§ **WRITTEN INSTRUCTION**: Find every line in the records below that holds the word "résultats", and copy each one.
begin DATASET RECORDS
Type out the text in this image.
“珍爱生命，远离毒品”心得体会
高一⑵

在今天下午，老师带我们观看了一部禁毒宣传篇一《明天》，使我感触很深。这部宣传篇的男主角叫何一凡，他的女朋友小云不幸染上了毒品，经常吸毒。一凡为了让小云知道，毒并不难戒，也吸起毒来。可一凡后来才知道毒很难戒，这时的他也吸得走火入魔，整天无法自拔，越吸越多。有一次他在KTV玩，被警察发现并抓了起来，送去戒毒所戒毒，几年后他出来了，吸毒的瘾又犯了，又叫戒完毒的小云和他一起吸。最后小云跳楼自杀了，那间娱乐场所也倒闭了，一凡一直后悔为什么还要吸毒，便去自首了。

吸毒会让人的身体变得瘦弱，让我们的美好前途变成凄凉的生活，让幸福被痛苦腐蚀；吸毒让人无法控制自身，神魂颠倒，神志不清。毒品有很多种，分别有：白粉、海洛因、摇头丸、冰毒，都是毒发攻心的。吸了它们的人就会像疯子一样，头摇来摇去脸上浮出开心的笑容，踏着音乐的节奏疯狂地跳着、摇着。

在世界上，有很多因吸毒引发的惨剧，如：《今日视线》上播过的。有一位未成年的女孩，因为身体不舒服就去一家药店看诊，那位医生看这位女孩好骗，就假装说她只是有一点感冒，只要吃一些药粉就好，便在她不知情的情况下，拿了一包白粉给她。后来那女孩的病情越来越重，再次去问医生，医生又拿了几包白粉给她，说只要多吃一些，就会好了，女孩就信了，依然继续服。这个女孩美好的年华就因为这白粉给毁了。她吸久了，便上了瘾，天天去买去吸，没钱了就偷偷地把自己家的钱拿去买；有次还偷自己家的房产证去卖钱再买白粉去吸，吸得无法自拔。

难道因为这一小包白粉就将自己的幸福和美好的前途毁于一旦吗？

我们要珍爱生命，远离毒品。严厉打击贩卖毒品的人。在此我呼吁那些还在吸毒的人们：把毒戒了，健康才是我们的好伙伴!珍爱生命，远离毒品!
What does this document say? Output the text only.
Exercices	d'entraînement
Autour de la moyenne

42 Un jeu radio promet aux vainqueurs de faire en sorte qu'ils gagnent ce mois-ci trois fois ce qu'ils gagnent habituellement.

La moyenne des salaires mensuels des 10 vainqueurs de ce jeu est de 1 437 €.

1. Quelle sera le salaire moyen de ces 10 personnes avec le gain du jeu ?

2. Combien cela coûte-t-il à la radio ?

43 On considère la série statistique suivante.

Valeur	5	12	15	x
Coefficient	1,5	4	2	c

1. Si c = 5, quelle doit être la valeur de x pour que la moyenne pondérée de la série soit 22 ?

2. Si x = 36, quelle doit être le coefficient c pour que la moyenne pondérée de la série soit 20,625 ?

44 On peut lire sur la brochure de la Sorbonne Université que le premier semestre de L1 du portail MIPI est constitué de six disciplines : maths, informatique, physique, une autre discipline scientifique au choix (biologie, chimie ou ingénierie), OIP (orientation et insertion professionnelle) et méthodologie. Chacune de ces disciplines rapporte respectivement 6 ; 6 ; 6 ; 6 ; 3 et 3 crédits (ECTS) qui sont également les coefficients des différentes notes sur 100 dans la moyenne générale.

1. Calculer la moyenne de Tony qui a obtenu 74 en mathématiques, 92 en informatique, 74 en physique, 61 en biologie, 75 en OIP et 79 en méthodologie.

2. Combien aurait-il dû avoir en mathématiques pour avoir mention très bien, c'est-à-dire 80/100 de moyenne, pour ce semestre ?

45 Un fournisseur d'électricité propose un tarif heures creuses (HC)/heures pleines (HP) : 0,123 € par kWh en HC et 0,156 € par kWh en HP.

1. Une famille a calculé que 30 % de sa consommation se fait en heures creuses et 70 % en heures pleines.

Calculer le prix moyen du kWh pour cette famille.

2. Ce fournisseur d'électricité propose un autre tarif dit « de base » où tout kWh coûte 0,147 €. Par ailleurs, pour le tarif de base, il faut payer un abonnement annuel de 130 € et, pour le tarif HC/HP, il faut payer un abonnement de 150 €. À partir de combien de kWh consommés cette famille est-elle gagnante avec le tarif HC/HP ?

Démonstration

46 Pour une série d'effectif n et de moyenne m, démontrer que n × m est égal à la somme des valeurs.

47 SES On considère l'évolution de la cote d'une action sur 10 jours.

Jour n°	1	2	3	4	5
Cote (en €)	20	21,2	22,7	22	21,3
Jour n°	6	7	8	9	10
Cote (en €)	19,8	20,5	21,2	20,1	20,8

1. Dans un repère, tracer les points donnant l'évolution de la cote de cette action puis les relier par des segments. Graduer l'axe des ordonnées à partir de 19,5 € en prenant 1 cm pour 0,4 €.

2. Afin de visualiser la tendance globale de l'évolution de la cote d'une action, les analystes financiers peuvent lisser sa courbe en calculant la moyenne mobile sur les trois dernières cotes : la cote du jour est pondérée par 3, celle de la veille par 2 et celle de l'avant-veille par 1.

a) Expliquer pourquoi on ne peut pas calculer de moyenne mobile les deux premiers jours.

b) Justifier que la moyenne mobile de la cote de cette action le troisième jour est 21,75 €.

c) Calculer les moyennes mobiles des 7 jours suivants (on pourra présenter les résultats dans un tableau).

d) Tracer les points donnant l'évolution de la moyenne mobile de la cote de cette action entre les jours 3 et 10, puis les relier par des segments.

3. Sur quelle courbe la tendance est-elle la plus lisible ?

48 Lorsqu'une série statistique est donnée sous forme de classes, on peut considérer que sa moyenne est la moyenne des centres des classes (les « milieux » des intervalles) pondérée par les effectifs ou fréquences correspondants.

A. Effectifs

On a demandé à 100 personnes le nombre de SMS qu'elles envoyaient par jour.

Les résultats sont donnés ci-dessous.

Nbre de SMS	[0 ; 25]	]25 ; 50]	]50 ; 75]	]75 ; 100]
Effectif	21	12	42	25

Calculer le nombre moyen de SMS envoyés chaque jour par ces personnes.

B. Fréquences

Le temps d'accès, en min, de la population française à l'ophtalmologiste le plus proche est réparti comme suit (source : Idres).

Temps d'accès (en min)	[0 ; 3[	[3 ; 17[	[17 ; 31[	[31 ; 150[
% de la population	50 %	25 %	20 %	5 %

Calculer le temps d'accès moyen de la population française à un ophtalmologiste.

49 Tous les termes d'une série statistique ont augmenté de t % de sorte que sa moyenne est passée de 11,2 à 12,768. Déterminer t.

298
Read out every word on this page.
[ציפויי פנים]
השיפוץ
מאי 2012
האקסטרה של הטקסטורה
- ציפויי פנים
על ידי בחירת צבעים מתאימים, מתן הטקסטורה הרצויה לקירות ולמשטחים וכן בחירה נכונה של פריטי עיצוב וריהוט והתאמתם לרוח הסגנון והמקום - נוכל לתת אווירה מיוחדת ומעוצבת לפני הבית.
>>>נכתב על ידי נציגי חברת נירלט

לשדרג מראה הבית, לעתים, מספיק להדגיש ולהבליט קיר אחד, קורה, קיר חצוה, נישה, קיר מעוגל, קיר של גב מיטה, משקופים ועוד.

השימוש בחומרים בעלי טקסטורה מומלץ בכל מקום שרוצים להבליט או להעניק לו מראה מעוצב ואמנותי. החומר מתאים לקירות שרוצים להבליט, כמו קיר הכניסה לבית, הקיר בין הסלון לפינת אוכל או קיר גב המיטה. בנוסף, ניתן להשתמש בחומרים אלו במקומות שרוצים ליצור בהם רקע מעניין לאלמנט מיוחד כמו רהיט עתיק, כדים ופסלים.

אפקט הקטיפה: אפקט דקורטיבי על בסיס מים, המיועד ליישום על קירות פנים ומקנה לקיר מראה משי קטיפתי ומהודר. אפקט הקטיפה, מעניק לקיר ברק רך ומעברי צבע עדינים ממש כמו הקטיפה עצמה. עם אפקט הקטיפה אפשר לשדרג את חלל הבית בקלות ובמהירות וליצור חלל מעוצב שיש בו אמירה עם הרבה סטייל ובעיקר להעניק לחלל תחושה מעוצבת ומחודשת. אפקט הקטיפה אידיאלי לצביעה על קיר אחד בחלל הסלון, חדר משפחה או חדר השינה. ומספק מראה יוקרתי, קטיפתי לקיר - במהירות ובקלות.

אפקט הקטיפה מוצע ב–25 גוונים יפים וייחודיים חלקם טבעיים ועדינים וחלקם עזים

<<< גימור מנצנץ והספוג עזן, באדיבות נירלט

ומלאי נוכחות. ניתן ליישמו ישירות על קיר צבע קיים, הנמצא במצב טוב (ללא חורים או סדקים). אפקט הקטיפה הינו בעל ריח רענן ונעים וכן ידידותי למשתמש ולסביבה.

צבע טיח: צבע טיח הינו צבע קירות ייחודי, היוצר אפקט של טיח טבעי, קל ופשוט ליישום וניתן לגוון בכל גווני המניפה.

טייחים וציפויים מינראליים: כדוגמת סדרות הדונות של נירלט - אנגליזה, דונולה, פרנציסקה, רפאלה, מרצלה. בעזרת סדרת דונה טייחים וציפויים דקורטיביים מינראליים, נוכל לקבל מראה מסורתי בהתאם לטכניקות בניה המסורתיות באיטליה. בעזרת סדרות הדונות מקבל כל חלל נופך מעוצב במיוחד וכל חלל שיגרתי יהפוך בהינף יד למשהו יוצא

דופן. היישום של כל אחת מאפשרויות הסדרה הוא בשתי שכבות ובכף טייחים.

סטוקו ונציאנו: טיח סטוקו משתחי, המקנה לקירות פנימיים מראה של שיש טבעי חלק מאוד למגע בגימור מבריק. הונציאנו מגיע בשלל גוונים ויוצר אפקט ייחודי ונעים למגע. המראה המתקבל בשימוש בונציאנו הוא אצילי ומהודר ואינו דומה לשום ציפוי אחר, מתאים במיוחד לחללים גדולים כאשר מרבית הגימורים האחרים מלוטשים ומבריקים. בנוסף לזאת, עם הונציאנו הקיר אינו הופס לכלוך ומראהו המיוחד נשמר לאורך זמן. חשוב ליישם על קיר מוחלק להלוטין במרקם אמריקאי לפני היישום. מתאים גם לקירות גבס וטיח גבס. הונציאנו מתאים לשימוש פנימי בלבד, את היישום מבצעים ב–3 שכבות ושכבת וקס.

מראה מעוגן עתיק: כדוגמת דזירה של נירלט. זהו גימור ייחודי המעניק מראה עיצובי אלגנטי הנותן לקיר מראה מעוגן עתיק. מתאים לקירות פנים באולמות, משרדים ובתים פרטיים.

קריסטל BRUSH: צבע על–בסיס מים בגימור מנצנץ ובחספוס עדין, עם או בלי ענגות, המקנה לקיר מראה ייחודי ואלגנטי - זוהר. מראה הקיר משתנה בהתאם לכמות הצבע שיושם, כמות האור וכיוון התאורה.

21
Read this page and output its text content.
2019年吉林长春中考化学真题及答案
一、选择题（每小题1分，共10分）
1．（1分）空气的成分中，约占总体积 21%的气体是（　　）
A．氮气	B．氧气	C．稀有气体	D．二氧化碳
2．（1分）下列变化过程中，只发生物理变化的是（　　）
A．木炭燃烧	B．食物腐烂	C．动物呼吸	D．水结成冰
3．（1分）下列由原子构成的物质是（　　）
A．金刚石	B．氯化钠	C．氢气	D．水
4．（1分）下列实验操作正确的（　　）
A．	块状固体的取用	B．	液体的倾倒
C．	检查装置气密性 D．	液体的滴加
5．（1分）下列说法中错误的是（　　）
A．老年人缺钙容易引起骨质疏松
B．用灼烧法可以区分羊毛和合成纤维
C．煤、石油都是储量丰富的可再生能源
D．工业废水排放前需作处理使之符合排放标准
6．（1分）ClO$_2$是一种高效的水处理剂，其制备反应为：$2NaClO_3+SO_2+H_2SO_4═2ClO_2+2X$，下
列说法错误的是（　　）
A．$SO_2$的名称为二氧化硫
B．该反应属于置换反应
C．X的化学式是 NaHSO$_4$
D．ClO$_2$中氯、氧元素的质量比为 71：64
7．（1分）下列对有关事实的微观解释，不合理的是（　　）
end DATASET RECORDS
§ **ANSWER TO THIS PROBLEM**:
c) Calculer les moyennes mobiles des 7 jours suivants (on pourra présenter les résultats dans un tableau).
Les résultats sont donnés ci-dessous.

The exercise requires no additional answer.